| Stated exercise |
Write out the full set of records exactly. Any pictures in them do not belong in the copy.

| Dataset records |
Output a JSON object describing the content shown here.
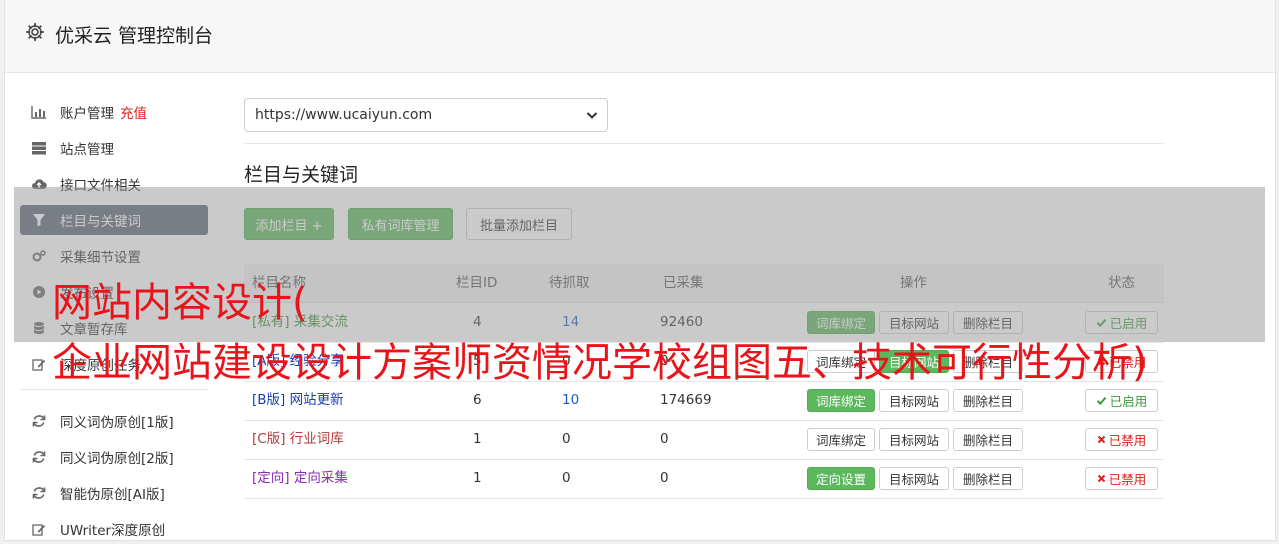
{
  "header": {
    "title": "优采云 管理控制台"
  },
  "sidebar": {
    "recharge_label": "充值",
    "items": [
      {
        "label": "账户管理",
        "icon": "bar-chart-icon"
      },
      {
        "label": "站点管理",
        "icon": "server-icon"
      },
      {
        "label": "接口文件相关",
        "icon": "cloud-upload-icon"
      },
      {
        "label": "栏目与关键词",
        "icon": "filter-icon",
        "active": true
      },
      {
        "label": "采集细节设置",
        "icon": "gears-icon"
      },
      {
        "label": "发布设置",
        "icon": "play-circle-icon"
      },
      {
        "label": "文章暂存库",
        "icon": "database-icon"
      },
      {
        "label": "深度原创任务",
        "icon": "edit-icon"
      },
      {
        "label": "同义词伪原创[1版]",
        "icon": "refresh-icon"
      },
      {
        "label": "同义词伪原创[2版]",
        "icon": "refresh-icon"
      },
      {
        "label": "智能伪原创[AI版]",
        "icon": "refresh-icon"
      },
      {
        "label": "UWriter深度原创",
        "icon": "edit-icon"
      }
    ]
  },
  "main": {
    "site_select": "https://www.ucaiyun.com",
    "section_title": "栏目与关键词",
    "buttons": {
      "add_column": "添加栏目 +",
      "private_lib": "私有词库管理",
      "batch_add": "批量添加栏目"
    },
    "table": {
      "headers": [
        "栏目名称",
        "栏目ID",
        "待抓取",
        "已采集",
        "操作",
        "状态"
      ],
      "rows": [
        {
          "tag": "[私有]",
          "name": "采集交流",
          "id": "4",
          "pending": "14",
          "collected": "92460",
          "action1": "词库绑定",
          "action2": "目标网站",
          "action3": "删除栏目",
          "status": "已启用",
          "on": true,
          "tag_color": "#3c8c3c",
          "action1_green": true
        },
        {
          "tag": "[A版]",
          "name": "经验分享",
          "id": "5",
          "pending": "0",
          "collected": "0",
          "action1": "词库绑定",
          "action2": "目标网站",
          "action3": "删除栏目",
          "status": "已禁用",
          "on": false,
          "tag_color": "#1a3fb4",
          "action1_green": false,
          "action2_green": true
        },
        {
          "tag": "[B版]",
          "name": "网站更新",
          "id": "6",
          "pending": "10",
          "collected": "174669",
          "action1": "词库绑定",
          "action2": "目标网站",
          "action3": "删除栏目",
          "status": "已启用",
          "on": true,
          "tag_color": "#1a3fb4",
          "action1_green": true
        },
        {
          "tag": "[C版]",
          "name": "行业词库",
          "id": "1",
          "pending": "0",
          "collected": "0",
          "action1": "词库绑定",
          "action2": "目标网站",
          "action3": "删除栏目",
          "status": "已禁用",
          "on": false,
          "tag_color": "#b43a3a",
          "action1_green": false
        },
        {
          "tag": "[定向]",
          "name": "定向采集",
          "id": "1",
          "pending": "0",
          "collected": "0",
          "action1": "定向设置",
          "action2": "目标网站",
          "action3": "删除栏目",
          "status": "已禁用",
          "on": false,
          "tag_color": "#8a2bb4",
          "action1_green": true
        }
      ]
    }
  },
  "overlay": {
    "line1": "网站内容设计(",
    "line2": "企业网站建设设计方案师资情况学校组图五、技术可行性分析)"
  },
  "colors": {
    "green": "#5cb85c",
    "red": "#d9231f",
    "sidebar_active": "#5c6674"
  }
}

| Result of this exercise |
Output a JSON object describing the content shown here.
{
  "header": {
    "title": "优采云 管理控制台"
  },
  "sidebar": {
    "recharge_label": "充值",
    "items": [
      {
        "label": "账户管理",
        "icon": "bar-chart-icon"
      },
      {
        "label": "站点管理",
        "icon": "server-icon"
      },
      {
        "label": "接口文件相关",
        "icon": "cloud-upload-icon"
      },
      {
        "label": "栏目与关键词",
        "icon": "filter-icon",
        "active": true
      },
      {
        "label": "采集细节设置",
        "icon": "gears-icon"
      },
      {
        "label": "发布设置",
        "icon": "play-circle-icon"
      },
      {
        "label": "文章暂存库",
        "icon": "database-icon"
      },
      {
        "label": "深度原创任务",
        "icon": "edit-icon"
      },
      {
        "label": "同义词伪原创[1版]",
        "icon": "refresh-icon"
      },
      {
        "label": "同义词伪原创[2版]",
        "icon": "refresh-icon"
      },
      {
        "label": "智能伪原创[AI版]",
        "icon": "refresh-icon"
      },
      {
        "label": "UWriter深度原创",
        "icon": "edit-icon"
      }
    ]
  },
  "main": {
    "site_select": "https://www.ucaiyun.com",
    "section_title": "栏目与关键词",
    "buttons": {
      "add_column": "添加栏目 +",
      "private_lib": "私有词库管理",
      "batch_add": "批量添加栏目"
    },
    "table": {
      "headers": [
        "栏目名称",
        "栏目ID",
        "待抓取",
        "已采集",
        "操作",
        "状态"
      ],
      "rows": [
        {
          "tag": "[私有]",
          "name": "采集交流",
          "id": "4",
          "pending": "14",
          "collected": "92460",
          "action1": "词库绑定",
          "action2": "目标网站",
          "action3": "删除栏目",
          "status": "已启用",
          "on": true,
          "tag_color": "#3c8c3c",
          "action1_green": true
        },
        {
          "tag": "[A版]",
          "name": "经验分享",
          "id": "5",
          "pending": "0",
          "collected": "0",
          "action1": "词库绑定",
          "action2": "目标网站",
          "action3": "删除栏目",
          "status": "已禁用",
          "on": false,
          "tag_color": "#1a3fb4",
          "action1_green": false,
          "action2_green": true
        },
        {
          "tag": "[B版]",
          "name": "网站更新",
          "id": "6",
          "pending": "10",
          "collected": "174669",
          "action1": "词库绑定",
          "action2": "目标网站",
          "action3": "删除栏目",
          "status": "已启用",
          "on": true,
          "tag_color": "#1a3fb4",
          "action1_green": true
        },
        {
          "tag": "[C版]",
          "name": "行业词库",
          "id": "1",
          "pending": "0",
          "collected": "0",
          "action1": "词库绑定",
          "action2": "目标网站",
          "action3": "删除栏目",
          "status": "已禁用",
          "on": false,
          "tag_color": "#b43a3a",
          "action1_green": false
        },
        {
          "tag": "[定向]",
          "name": "定向采集",
          "id": "1",
          "pending": "0",
          "collected": "0",
          "action1": "定向设置",
          "action2": "目标网站",
          "action3": "删除栏目",
          "status": "已禁用",
          "on": false,
          "tag_color": "#8a2bb4",
          "action1_green": true
        }
      ]
    }
  },
  "overlay": {
    "line1": "网站内容设计(",
    "line2": "企业网站建设设计方案师资情况学校组图五、技术可行性分析)"
  },
  "colors": {
    "green": "#5cb85c",
    "red": "#d9231f",
    "sidebar_active": "#5c6674"
  }
}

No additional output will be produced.